--- START OF Raw records ---

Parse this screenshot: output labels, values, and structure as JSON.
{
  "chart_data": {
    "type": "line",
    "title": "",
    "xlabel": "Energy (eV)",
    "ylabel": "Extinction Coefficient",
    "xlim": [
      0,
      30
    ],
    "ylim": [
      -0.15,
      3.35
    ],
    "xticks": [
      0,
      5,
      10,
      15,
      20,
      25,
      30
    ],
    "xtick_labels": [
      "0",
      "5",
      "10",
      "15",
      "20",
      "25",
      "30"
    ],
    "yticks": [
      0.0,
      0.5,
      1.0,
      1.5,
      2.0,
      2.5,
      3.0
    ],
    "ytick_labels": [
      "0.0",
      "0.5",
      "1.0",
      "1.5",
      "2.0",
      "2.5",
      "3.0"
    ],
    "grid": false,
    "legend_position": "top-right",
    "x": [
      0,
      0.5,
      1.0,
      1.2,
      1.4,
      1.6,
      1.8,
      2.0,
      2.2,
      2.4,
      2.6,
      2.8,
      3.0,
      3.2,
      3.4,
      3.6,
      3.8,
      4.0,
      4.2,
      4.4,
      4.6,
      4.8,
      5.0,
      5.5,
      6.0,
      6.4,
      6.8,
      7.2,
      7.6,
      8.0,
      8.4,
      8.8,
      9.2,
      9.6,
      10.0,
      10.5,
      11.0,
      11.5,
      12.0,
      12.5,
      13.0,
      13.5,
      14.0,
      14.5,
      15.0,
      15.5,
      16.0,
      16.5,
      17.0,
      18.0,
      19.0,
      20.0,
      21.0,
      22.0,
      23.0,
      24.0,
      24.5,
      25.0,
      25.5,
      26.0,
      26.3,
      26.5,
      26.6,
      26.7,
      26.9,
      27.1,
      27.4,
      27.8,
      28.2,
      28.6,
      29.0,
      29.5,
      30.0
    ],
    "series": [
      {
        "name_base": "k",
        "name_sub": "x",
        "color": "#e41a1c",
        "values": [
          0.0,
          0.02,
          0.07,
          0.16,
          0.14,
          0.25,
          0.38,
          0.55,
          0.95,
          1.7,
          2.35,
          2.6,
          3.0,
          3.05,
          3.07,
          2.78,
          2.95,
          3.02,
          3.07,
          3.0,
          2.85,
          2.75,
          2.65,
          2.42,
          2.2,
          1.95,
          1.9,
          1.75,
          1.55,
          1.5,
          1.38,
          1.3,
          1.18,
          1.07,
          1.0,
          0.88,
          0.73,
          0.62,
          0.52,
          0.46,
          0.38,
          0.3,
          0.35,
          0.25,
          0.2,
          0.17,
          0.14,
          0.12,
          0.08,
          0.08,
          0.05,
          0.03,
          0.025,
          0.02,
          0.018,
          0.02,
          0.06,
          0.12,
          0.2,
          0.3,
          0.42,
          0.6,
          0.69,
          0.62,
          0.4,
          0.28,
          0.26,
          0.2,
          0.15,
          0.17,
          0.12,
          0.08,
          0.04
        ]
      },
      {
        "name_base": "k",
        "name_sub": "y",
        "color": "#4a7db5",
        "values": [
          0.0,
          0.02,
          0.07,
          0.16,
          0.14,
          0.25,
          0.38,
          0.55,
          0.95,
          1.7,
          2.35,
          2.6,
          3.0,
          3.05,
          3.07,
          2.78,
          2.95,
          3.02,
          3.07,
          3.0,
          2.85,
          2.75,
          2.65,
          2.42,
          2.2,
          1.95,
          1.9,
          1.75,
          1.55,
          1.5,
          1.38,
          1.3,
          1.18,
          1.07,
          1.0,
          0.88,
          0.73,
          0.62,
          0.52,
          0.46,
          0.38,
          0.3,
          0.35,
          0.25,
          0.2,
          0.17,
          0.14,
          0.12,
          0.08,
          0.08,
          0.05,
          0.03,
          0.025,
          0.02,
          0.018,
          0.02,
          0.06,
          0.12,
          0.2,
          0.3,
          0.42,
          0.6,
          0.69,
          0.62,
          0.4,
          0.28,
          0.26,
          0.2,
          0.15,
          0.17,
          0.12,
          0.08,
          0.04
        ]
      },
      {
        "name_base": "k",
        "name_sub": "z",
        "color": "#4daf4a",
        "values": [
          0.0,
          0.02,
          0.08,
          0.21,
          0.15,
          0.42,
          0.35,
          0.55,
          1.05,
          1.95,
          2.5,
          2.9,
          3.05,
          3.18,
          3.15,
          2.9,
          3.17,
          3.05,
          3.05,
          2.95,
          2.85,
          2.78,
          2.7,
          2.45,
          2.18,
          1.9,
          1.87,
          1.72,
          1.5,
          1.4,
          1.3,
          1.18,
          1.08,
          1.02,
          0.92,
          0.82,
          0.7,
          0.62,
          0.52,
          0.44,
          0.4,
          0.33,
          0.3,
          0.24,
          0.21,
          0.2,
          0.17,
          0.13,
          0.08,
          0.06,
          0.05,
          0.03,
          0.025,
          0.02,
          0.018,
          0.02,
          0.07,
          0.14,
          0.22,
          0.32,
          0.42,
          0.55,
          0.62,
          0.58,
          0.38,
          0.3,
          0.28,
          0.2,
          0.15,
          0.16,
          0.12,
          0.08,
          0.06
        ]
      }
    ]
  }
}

--- END OF Raw records ---

# Exercise goal
Reproduce each entry above exactly, keeping every word.

# Result
Parse this screenshot: output labels, values, and structure as JSON.
{
  "chart_data": {
    "type": "line",
    "title": "",
    "xlabel": "Energy (eV)",
    "ylabel": "Extinction Coefficient",
    "xlim": [
      0,
      30
    ],
    "ylim": [
      -0.15,
      3.35
    ],
    "xticks": [
      0,
      5,
      10,
      15,
      20,
      25,
      30
    ],
    "xtick_labels": [
      "0",
      "5",
      "10",
      "15",
      "20",
      "25",
      "30"
    ],
    "yticks": [
      0.0,
      0.5,
      1.0,
      1.5,
      2.0,
      2.5,
      3.0
    ],
    "ytick_labels": [
      "0.0",
      "0.5",
      "1.0",
      "1.5",
      "2.0",
      "2.5",
      "3.0"
    ],
    "grid": false,
    "legend_position": "top-right",
    "x": [
      0,
      0.5,
      1.0,
      1.2,
      1.4,
      1.6,
      1.8,
      2.0,
      2.2,
      2.4,
      2.6,
      2.8,
      3.0,
      3.2,
      3.4,
      3.6,
      3.8,
      4.0,
      4.2,
      4.4,
      4.6,
      4.8,
      5.0,
      5.5,
      6.0,
      6.4,
      6.8,
      7.2,
      7.6,
      8.0,
      8.4,
      8.8,
      9.2,
      9.6,
      10.0,
      10.5,
      11.0,
      11.5,
      12.0,
      12.5,
      13.0,
      13.5,
      14.0,
      14.5,
      15.0,
      15.5,
      16.0,
      16.5,
      17.0,
      18.0,
      19.0,
      20.0,
      21.0,
      22.0,
      23.0,
      24.0,
      24.5,
      25.0,
      25.5,
      26.0,
      26.3,
      26.5,
      26.6,
      26.7,
      26.9,
      27.1,
      27.4,
      27.8,
      28.2,
      28.6,
      29.0,
      29.5,
      30.0
    ],
    "series": [
      {
        "name_base": "k",
        "name_sub": "x",
        "color": "#e41a1c",
        "values": [
          0.0,
          0.02,
          0.07,
          0.16,
          0.14,
          0.25,
          0.38,
          0.55,
          0.95,
          1.7,
          2.35,
          2.6,
          3.0,
          3.05,
          3.07,
          2.78,
          2.95,
          3.02,
          3.07,
          3.0,
          2.85,
          2.75,
          2.65,
          2.42,
          2.2,
          1.95,
          1.9,
          1.75,
          1.55,
          1.5,
          1.38,
          1.3,
          1.18,
          1.07,
          1.0,
          0.88,
          0.73,
          0.62,
          0.52,
          0.46,
          0.38,
          0.3,
          0.35,
          0.25,
          0.2,
          0.17,
          0.14,
          0.12,
          0.08,
          0.08,
          0.05,
          0.03,
          0.025,
          0.02,
          0.018,
          0.02,
          0.06,
          0.12,
          0.2,
          0.3,
          0.42,
          0.6,
          0.69,
          0.62,
          0.4,
          0.28,
          0.26,
          0.2,
          0.15,
          0.17,
          0.12,
          0.08,
          0.04
        ]
      },
      {
        "name_base": "k",
        "name_sub": "y",
        "color": "#4a7db5",
        "values": [
          0.0,
          0.02,
          0.07,
          0.16,
          0.14,
          0.25,
          0.38,
          0.55,
          0.95,
          1.7,
          2.35,
          2.6,
          3.0,
          3.05,
          3.07,
          2.78,
          2.95,
          3.02,
          3.07,
          3.0,
          2.85,
          2.75,
          2.65,
          2.42,
          2.2,
          1.95,
          1.9,
          1.75,
          1.55,
          1.5,
          1.38,
          1.3,
          1.18,
          1.07,
          1.0,
          0.88,
          0.73,
          0.62,
          0.52,
          0.46,
          0.38,
          0.3,
          0.35,
          0.25,
          0.2,
          0.17,
          0.14,
          0.12,
          0.08,
          0.08,
          0.05,
          0.03,
          0.025,
          0.02,
          0.018,
          0.02,
          0.06,
          0.12,
          0.2,
          0.3,
          0.42,
          0.6,
          0.69,
          0.62,
          0.4,
          0.28,
          0.26,
          0.2,
          0.15,
          0.17,
          0.12,
          0.08,
          0.04
        ]
      },
      {
        "name_base": "k",
        "name_sub": "z",
        "color": "#4daf4a",
        "values": [
          0.0,
          0.02,
          0.08,
          0.21,
          0.15,
          0.42,
          0.35,
          0.55,
          1.05,
          1.95,
          2.5,
          2.9,
          3.05,
          3.18,
          3.15,
          2.9,
          3.17,
          3.05,
          3.05,
          2.95,
          2.85,
          2.78,
          2.7,
          2.45,
          2.18,
          1.9,
          1.87,
          1.72,
          1.5,
          1.4,
          1.3,
          1.18,
          1.08,
          1.02,
          0.92,
          0.82,
          0.7,
          0.62,
          0.52,
          0.44,
          0.4,
          0.33,
          0.3,
          0.24,
          0.21,
          0.2,
          0.17,
          0.13,
          0.08,
          0.06,
          0.05,
          0.03,
          0.025,
          0.02,
          0.018,
          0.02,
          0.07,
          0.14,
          0.22,
          0.32,
          0.42,
          0.55,
          0.62,
          0.58,
          0.38,
          0.3,
          0.28,
          0.2,
          0.15,
          0.16,
          0.12,
          0.08,
          0.06
        ]
      }
    ]
  }
}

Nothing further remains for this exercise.